[Begin Data supplied]

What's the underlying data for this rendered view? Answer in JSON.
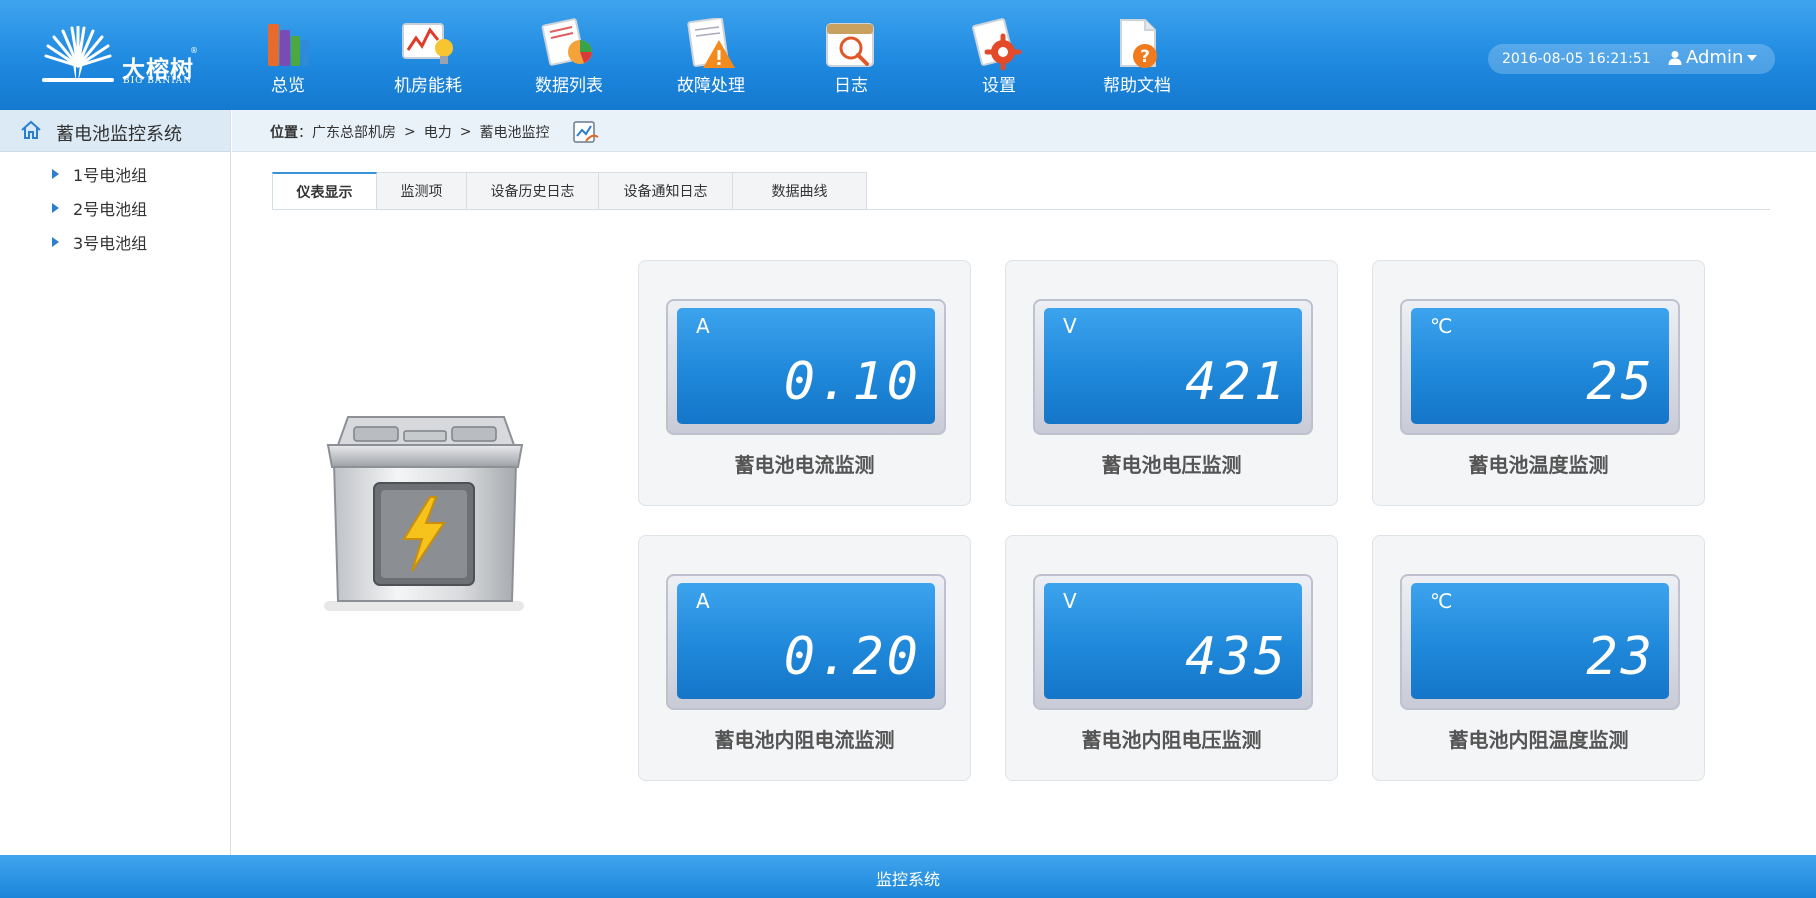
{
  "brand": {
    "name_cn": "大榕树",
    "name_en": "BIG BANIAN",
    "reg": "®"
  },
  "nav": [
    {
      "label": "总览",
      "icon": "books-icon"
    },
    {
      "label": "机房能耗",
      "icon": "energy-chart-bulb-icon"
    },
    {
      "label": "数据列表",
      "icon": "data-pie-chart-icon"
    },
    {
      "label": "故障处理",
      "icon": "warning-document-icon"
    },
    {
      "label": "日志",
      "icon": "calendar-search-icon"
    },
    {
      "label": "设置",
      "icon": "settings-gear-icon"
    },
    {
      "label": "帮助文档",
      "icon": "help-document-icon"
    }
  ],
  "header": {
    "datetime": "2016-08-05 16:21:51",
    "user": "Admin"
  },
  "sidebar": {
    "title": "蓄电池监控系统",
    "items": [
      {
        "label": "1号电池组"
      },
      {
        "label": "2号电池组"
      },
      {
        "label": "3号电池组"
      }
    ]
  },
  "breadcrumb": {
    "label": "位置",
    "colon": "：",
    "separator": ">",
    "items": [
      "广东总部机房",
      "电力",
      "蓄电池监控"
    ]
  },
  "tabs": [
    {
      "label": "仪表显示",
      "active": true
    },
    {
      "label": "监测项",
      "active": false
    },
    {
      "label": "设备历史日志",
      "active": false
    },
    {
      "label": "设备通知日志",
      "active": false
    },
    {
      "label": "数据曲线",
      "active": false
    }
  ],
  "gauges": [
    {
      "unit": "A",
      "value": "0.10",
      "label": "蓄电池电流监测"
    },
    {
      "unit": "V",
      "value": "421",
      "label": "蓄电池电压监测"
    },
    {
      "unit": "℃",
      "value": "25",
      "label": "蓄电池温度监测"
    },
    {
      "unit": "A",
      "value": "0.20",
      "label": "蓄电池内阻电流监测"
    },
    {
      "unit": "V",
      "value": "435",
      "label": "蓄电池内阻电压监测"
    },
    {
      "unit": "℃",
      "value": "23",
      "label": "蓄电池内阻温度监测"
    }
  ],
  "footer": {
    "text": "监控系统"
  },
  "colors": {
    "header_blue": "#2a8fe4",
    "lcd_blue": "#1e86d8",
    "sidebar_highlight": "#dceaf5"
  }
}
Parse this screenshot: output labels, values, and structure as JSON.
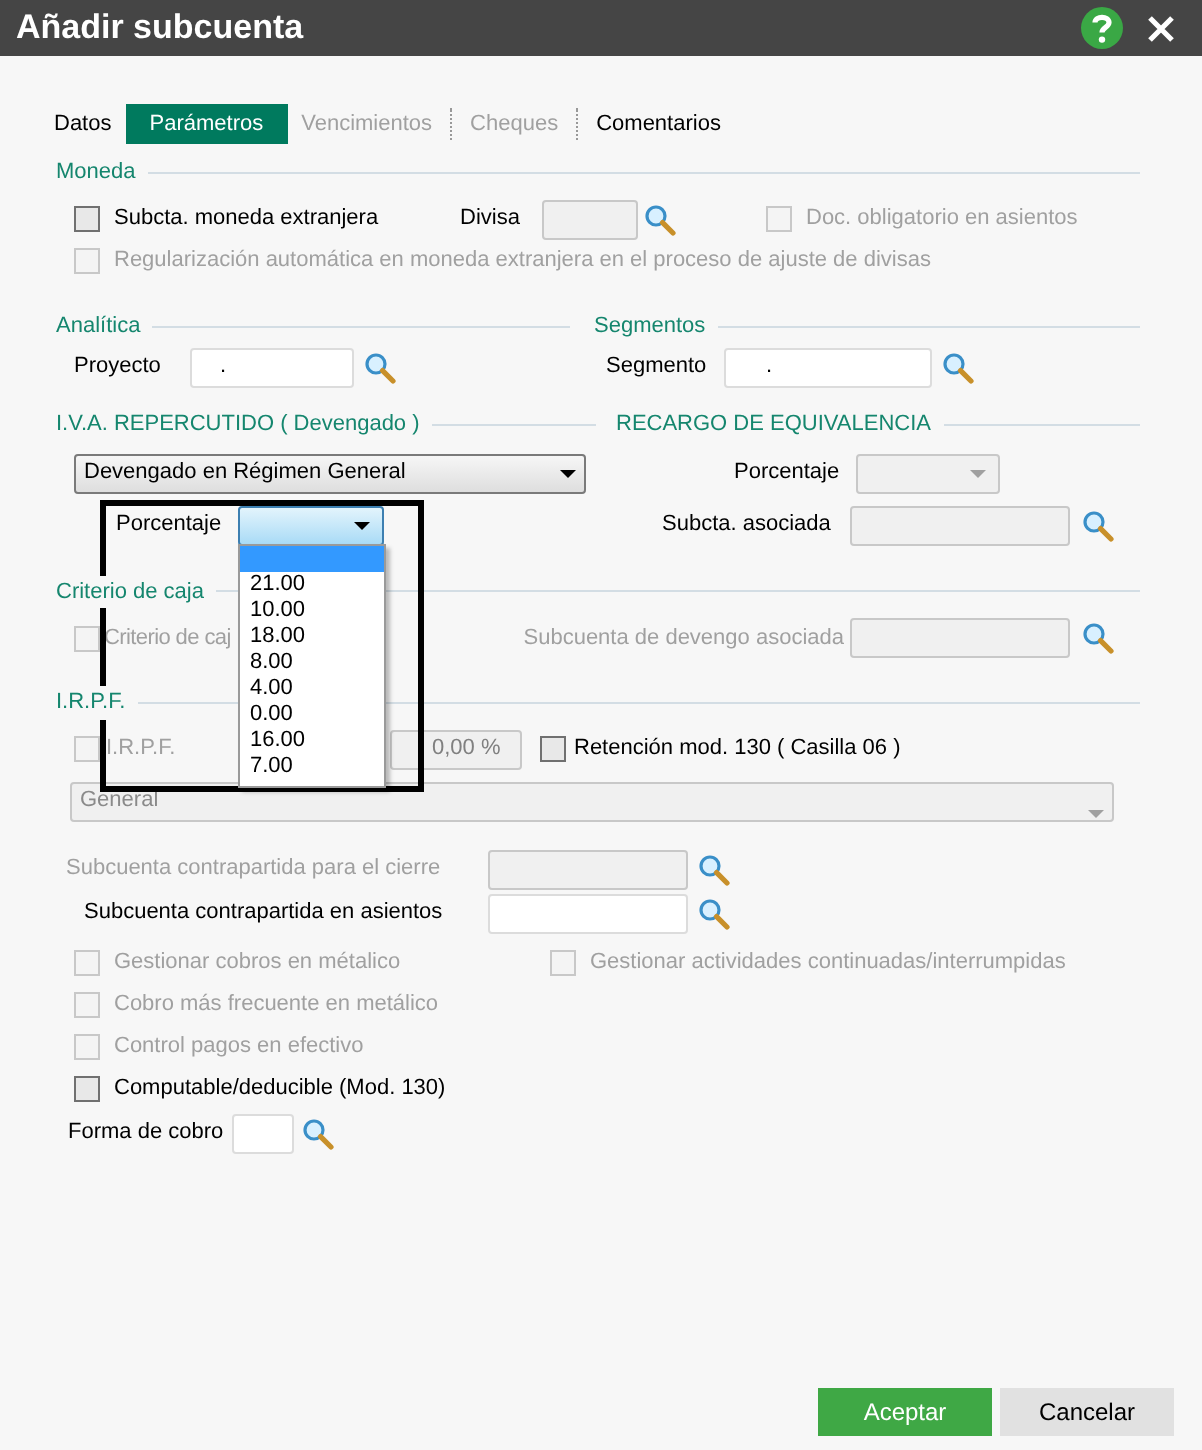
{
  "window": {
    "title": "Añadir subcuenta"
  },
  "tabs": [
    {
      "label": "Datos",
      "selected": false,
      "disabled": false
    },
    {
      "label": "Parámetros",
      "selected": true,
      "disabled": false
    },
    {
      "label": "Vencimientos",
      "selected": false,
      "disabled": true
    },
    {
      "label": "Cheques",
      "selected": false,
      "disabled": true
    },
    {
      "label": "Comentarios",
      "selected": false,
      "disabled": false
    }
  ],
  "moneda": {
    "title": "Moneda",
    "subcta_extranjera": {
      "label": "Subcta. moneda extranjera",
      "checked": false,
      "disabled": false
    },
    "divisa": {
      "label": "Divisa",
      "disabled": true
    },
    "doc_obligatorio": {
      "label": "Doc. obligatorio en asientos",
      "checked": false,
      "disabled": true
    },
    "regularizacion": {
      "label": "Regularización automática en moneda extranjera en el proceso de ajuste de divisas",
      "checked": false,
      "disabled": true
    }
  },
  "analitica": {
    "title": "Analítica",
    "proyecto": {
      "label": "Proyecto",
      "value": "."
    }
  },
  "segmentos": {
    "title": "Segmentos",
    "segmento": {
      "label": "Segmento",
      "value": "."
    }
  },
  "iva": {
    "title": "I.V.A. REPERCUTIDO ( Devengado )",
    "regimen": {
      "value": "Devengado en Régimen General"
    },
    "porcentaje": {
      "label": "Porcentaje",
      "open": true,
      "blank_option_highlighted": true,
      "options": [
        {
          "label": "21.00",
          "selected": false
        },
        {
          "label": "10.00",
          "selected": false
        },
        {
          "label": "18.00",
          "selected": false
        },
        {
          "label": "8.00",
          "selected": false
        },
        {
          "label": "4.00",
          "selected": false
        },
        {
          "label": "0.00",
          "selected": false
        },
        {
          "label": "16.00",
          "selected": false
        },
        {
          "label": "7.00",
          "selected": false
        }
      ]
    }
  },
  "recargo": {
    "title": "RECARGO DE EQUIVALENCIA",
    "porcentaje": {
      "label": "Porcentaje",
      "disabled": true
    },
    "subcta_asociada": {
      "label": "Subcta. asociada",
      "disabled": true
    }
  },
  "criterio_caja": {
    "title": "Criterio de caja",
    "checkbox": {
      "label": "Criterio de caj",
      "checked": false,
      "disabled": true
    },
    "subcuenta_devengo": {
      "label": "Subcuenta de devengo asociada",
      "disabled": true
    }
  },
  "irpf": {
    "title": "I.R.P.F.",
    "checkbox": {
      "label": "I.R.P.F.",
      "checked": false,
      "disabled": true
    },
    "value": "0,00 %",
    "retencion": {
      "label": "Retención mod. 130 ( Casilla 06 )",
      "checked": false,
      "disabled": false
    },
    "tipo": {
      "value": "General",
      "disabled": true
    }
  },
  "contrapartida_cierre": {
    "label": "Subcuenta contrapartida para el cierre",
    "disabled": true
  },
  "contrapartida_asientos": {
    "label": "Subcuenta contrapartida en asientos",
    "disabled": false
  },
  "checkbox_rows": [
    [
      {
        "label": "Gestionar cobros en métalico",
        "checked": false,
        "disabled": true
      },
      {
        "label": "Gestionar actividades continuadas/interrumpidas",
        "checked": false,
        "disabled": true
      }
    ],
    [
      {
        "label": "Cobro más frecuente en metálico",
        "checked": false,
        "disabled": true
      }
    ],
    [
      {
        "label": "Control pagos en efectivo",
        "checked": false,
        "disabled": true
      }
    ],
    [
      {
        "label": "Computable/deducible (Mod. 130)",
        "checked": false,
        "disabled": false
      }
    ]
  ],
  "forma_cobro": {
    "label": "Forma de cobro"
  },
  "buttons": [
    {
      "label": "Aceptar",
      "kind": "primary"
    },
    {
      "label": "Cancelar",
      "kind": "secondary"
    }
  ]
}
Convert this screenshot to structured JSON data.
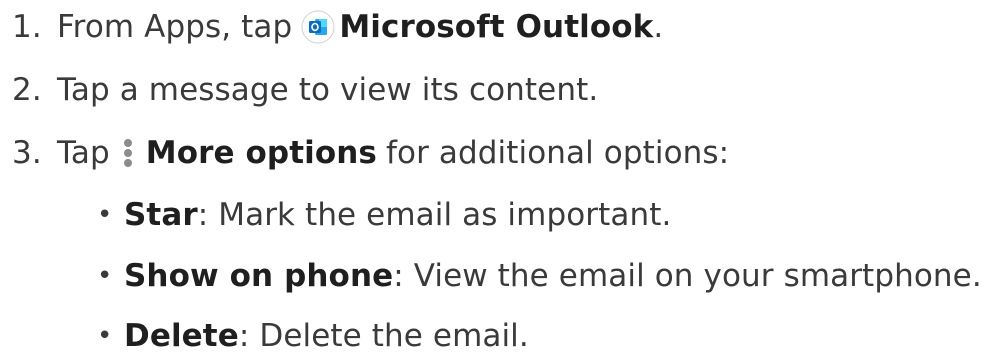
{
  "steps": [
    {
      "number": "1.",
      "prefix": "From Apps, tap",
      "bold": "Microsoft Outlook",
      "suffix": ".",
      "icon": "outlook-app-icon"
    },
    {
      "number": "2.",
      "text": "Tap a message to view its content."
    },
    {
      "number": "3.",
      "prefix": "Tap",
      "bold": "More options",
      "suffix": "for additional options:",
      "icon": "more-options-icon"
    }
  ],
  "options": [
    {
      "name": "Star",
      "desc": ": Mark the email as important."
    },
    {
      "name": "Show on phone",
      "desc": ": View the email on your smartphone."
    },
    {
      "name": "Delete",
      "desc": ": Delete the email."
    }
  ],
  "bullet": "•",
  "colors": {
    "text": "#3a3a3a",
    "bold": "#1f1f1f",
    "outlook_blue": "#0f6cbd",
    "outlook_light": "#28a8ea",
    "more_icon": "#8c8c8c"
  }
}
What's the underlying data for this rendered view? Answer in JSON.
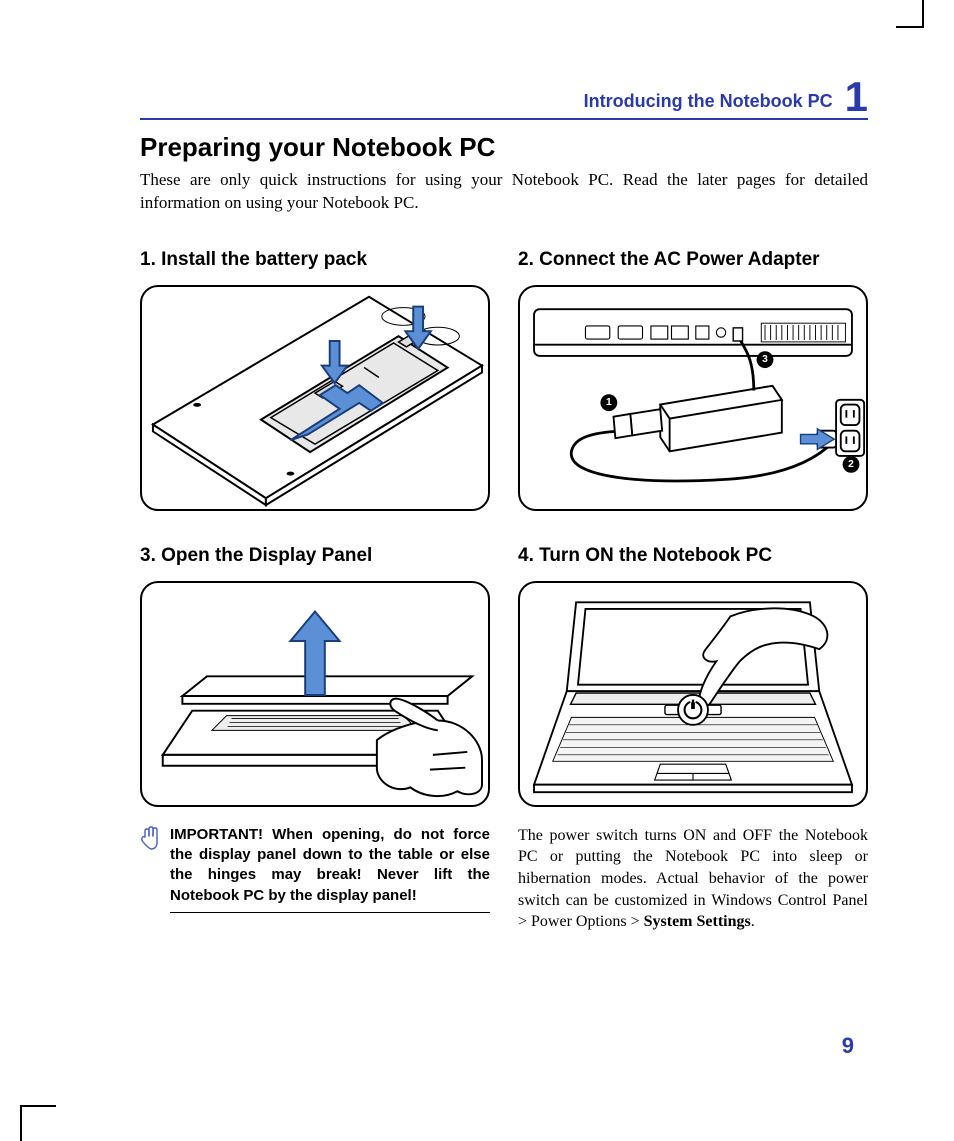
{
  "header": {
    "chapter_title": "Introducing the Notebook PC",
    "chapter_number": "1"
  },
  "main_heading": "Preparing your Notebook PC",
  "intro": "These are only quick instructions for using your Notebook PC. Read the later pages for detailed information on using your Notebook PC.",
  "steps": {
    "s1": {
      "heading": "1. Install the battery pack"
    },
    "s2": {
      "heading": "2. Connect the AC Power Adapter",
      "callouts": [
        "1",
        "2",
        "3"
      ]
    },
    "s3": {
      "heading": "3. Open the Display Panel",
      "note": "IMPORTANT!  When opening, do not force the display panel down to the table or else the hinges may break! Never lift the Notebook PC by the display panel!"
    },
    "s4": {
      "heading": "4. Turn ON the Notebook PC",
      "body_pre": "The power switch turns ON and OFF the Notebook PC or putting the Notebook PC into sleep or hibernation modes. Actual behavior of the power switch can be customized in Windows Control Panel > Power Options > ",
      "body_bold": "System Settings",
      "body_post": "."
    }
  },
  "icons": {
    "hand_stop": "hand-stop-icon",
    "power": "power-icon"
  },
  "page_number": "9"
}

[End Data supplied]

Note each line of the entries that has "your" in it, and copy those lines.

> **Answer to this exercise**
      "desc": ": View the email on your smartphone."
  "main_heading": "Preparing your Notebook PC",
  "intro": "These are only quick instructions for using your Notebook PC. Read the later pages for detailed information on using your Notebook PC.",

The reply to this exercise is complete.